**Text excerpt**:
How Immunotherapy Has Transformed Cancer Treatment

Emily Heath 1
Emily Heath/The Hormel Institute

June is Cancer Immunotherapy Month. While some of the earliest iterations of immunotherapy can be traced back centuries, this relatively new form of cancer treatment received its first Food and Drug Administration (FDA) approval in 2011 after decades of research. 

Ipilimumab, a type of immunotherapy known as a checkpoint inhibitor, was the first immunotherapy treatment approved by the FDA in 2011. This would only be the start to a group of treatments that has now expanded to more than 20 FDA-approved treatments in three main categories, with many more on the horizon. To mark this remarkable achievement, the Cancer Research Institute launched Cancer Immunotherapy Month in June of 2013.

Immunotherapy is a classification of cancer treatment that harnesses the power of the immune system, through multiple different strategies, to help find and destroy cancer cells. It can be used alone or in combination with other more well-known forms of treatment, like chemotherapy and radiation. Immunotherapy has even become the standard of care for certain cancers and could likely become the backbone of treatment for all or most cancer types in the near future. 

Oncologists decide which type of immunotherapy is best for each individual patient depending on the type, size, location, and spread of the cancer. At this moment, three general categories of immunotherapy are used with patients:

  • Adoptive cell therapy: Also known as cellular immunotherapy, this is a form of treatment that uses the cells we already have in our immune system to fight cancer. There are a few different ways that this can be done. One way is by isolating the patient’s own cells that have been exposed to their cancerous cells, multiplying them in the lab, and then putting them back in the patient. This larger number of cells increases the chance that they will find and eliminate cancer cells. Another method is to isolate and then genetically engineer the patient’s immune cells to make them better at fighting cancer. 
  • Immune checkpoint inhibitors: Immune checkpoints are normally used by the immune system to prevent an immune response from being too strong and destroying healthy cells in our body, instead of just the foreign cells. When the immune cells called T-cells find an unknown cell, they need a way to determine if it is good or bad. One of the ways they do this is by using proteins on the surface of the T-cell to bind with partner proteins on the unknown cell. If the unknown cell has the correct protein, it tells the T-cell not to destroy it. Unfortunately, many cancer cells have figured this out and now display the “don’t destroy me” proteins as a way to avoid the T-cells, stay alive, and spread throughout the body. Checkpoint inhibitors work by blocking proteins on the T-cells from binding with their partner proteins, which then allows the T-cell to destroy the cancer cell.

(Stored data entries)
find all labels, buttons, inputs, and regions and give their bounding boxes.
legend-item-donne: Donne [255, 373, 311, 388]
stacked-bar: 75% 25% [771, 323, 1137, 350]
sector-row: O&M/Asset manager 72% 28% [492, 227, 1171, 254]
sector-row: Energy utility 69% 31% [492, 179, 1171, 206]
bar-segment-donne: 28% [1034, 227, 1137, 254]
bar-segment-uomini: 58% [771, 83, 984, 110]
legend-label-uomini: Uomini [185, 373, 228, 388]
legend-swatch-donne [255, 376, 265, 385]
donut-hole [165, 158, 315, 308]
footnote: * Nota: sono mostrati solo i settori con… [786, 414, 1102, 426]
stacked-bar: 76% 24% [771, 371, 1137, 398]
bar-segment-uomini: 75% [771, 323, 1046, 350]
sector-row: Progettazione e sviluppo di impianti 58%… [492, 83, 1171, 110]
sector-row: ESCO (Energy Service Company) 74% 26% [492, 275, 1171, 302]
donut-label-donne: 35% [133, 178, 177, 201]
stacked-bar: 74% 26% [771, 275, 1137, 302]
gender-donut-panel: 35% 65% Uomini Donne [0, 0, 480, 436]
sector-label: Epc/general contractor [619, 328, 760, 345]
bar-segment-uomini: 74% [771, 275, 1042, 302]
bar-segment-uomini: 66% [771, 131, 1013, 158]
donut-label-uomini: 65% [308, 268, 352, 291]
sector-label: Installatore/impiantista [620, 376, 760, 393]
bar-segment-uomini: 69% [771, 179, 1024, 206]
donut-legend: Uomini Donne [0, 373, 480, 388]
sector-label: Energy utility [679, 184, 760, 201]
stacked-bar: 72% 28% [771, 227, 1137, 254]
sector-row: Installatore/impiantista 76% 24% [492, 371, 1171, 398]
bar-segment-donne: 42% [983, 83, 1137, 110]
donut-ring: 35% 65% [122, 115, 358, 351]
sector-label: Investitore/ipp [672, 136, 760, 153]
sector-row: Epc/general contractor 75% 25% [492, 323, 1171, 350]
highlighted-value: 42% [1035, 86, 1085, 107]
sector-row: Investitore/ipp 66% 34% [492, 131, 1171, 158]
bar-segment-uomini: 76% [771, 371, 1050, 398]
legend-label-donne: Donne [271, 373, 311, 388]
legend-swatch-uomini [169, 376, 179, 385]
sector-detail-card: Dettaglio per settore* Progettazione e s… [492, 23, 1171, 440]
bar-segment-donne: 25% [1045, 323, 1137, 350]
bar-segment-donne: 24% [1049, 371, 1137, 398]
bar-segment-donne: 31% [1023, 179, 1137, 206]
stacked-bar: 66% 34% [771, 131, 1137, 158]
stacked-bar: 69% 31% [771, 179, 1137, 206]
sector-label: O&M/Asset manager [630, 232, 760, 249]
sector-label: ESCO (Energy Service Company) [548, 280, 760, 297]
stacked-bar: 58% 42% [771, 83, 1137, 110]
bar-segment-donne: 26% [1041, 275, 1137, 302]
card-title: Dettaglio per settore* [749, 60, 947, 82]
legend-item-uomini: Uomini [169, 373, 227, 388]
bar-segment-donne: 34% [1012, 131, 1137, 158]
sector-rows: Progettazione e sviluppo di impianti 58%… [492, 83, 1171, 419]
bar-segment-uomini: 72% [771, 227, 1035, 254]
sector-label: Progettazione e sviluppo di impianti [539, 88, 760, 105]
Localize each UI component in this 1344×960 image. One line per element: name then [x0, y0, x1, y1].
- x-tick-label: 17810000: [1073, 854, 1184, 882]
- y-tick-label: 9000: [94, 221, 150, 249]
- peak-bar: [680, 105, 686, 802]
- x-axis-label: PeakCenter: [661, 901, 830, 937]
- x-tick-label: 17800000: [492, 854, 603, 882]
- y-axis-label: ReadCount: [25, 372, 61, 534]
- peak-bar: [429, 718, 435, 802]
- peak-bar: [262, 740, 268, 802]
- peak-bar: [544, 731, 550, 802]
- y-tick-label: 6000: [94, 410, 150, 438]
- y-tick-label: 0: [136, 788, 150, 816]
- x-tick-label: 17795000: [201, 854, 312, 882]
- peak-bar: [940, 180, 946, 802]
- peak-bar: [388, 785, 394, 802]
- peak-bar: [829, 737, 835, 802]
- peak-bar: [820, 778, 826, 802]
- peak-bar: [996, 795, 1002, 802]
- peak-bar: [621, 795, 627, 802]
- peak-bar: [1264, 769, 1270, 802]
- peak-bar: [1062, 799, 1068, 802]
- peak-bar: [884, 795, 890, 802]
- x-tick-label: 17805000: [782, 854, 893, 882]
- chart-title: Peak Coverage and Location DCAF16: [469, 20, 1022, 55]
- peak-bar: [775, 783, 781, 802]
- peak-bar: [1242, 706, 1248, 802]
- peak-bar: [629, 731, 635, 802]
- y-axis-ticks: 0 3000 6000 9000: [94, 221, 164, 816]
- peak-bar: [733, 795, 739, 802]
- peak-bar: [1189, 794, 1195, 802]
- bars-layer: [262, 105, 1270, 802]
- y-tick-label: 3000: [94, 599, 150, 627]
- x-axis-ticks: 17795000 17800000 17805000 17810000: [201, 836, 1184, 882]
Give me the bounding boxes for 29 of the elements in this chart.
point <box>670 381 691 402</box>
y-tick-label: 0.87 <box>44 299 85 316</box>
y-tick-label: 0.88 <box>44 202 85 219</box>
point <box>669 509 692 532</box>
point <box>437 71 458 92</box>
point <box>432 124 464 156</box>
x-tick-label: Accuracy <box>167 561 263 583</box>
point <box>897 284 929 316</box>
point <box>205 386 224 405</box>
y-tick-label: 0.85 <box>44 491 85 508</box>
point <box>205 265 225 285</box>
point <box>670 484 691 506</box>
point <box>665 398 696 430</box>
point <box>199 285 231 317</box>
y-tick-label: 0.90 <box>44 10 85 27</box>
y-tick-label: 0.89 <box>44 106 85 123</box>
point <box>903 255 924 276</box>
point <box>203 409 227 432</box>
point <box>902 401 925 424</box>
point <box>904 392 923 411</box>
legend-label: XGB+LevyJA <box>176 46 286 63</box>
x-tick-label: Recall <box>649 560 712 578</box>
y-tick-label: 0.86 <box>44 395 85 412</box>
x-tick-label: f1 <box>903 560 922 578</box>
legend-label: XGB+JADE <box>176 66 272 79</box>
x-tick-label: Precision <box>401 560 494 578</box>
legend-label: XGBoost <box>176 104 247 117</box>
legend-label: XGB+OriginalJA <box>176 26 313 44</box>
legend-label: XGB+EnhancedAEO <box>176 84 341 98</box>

**Problems and tasks**:
(A) Translate this sentence from the cancer immunotherapy article into Spanish: "To mark this remarkable achievement, the Cancer Research Institute launched Cancer Immunotherapy Month in June of 2013."
(B) Extend the cancer immunotherapy article by writing the next part, picking up after its last sentence.

**Task-by-task results**:
(A) Para conmemorar este notable logro, el Cancer Research Institute lanzó el Mes de la Inmunoterapia contra el Cáncer en junio de 2013.

(B)
  • Cancer vaccines: All vaccines work by training your immune system to identify dangerous cells, like cancer cells, so they can be eliminated. There are two types of cancer vaccines: preventative and therapeutic. Preventative cancer vaccines are used to fight against certain viruses that are known to cause cancer. Currently, the Hepatitis B vaccine and several HPV vaccines are the only options currently approved by the FDA for use in patients. By preventing someone from getting HPV and Hepatitis B, it can drastically reduce the chance a person will get cervical cancer or liver cancer, respectively. Therapeutic vaccines are used to treat a person who already has cancer. They work by training your immune system to locate specific cancer cells by exposing it to small amounts of molecules, called antigens, that are associated with a specific cancer. Your immune system then learns it should find and eliminate any cells with that antigen. 

Does immunotherapy have side effects? 

As with any sort of treatment, there is always the chance of experiencing side effects with immunotherapy. The most common side effects happen because the immune system becomes so active that it affects healthy cells and tissues, not just the cancer cells, and the severity can depend on many factors, including how healthy you were before treatment and what type of treatment you receive. 

The most common side effects include: skin symptoms like a rash or itching, flu-like symptoms like fever and chills, and gastrointestinal symptoms like diarrhea. Other more severe side effects, like infusion reactions and autoimmune reactions, occur much less often.

Staying one step ahead with cancer research

As you can see, the overarching goal of immunotherapy is to help our immune system better identify and eliminate cancer cells. Cancer is always evolving and finding ways to avoid our immune system, so it takes continuous research to try to be one step ahead. 

Despite the great strides made over the last few decades, there are still areas left to decipher, such as predicting the effectiveness of immunotherapy, tackling cancer’s resistance to immunotherapy, designing clinical research strategies to help determine immunotherapy effectiveness, and attempting to reduce their extremely high treatment costs so they can be more accessible to people who need them. 

Progress in cancer immunotherapy research continues at an incredible pace, and researchers continue to explore new and exciting avenues to increase how many cancers can be treated with immunotherapy. The amount of combinations of immunotherapy with other immunotherapy options and also with other forms of treatment is vast and will no doubt change the future of cancer treatment so that even more patients can enjoy better health outcomes.